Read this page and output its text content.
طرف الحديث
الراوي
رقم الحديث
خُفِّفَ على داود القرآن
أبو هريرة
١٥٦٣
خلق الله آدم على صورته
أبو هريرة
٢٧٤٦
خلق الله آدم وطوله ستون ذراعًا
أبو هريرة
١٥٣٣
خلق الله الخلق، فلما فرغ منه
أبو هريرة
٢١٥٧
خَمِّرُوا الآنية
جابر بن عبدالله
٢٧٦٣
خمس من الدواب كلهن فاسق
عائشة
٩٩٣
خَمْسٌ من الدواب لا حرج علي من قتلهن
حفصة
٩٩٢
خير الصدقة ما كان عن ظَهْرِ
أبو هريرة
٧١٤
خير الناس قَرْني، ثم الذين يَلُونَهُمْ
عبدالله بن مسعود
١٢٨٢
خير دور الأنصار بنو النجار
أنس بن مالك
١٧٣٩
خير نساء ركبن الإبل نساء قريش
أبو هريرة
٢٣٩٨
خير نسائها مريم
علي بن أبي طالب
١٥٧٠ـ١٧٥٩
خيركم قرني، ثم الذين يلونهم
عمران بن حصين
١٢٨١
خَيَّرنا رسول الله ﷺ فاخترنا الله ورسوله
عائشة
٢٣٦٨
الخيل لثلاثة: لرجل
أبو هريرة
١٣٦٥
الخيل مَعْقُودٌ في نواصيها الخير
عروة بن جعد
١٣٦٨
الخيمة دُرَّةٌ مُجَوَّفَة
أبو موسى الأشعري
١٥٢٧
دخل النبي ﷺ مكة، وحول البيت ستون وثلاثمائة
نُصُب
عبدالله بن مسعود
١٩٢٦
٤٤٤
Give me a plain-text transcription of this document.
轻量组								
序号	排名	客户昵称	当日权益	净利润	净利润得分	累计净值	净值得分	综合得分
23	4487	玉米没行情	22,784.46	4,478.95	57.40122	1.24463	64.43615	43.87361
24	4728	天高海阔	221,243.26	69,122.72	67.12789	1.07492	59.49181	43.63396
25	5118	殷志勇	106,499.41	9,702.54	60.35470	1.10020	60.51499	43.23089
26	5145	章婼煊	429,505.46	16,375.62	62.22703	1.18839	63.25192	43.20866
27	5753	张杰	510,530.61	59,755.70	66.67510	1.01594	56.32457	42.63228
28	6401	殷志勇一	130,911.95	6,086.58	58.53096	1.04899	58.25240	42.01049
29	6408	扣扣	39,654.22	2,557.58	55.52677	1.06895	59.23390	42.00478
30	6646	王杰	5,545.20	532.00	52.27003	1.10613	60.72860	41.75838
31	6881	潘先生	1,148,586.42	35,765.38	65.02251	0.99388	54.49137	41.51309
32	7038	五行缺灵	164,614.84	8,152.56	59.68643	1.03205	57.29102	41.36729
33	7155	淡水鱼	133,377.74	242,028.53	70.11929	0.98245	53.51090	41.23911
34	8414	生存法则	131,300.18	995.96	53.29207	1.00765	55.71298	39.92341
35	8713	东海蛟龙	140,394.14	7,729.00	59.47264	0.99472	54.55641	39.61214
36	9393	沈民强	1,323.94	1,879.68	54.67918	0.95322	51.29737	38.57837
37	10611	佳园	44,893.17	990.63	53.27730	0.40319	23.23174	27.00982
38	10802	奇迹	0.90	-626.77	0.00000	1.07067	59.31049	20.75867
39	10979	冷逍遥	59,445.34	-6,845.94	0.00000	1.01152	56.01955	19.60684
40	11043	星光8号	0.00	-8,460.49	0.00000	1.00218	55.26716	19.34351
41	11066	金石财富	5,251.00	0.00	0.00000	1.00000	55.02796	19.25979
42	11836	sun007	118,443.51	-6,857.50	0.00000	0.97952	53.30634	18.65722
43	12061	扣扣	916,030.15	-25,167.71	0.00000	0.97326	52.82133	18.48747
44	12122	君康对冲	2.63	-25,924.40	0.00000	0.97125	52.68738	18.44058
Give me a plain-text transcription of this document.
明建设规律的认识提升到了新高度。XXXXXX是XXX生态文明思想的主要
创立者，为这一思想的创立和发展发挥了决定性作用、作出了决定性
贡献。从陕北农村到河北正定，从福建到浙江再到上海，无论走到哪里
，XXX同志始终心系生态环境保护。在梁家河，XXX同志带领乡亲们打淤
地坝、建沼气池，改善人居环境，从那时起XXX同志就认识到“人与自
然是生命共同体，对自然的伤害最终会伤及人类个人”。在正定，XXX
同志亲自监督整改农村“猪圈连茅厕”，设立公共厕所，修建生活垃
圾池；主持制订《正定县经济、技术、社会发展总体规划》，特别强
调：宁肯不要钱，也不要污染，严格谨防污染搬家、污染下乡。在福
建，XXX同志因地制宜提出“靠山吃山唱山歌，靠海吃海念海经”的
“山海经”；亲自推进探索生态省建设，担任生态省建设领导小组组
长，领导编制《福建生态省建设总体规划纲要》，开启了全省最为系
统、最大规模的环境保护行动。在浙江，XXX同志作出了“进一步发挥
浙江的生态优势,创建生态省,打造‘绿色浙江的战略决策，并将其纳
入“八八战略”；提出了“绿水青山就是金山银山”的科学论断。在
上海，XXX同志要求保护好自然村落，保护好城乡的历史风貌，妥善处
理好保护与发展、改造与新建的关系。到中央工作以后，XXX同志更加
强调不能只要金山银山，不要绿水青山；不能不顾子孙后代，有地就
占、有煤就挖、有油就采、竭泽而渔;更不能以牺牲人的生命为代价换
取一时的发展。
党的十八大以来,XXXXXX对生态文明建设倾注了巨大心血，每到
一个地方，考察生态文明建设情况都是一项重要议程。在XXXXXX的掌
··········
- **Set exercise**
Where a line above contains the string "ستون", copy that line.

- **Solution to the problem**
خلق الله آدم وطوله ستون ذراعًا
دخل النبي ﷺ مكة، وحول البيت ستون وثلاثمائة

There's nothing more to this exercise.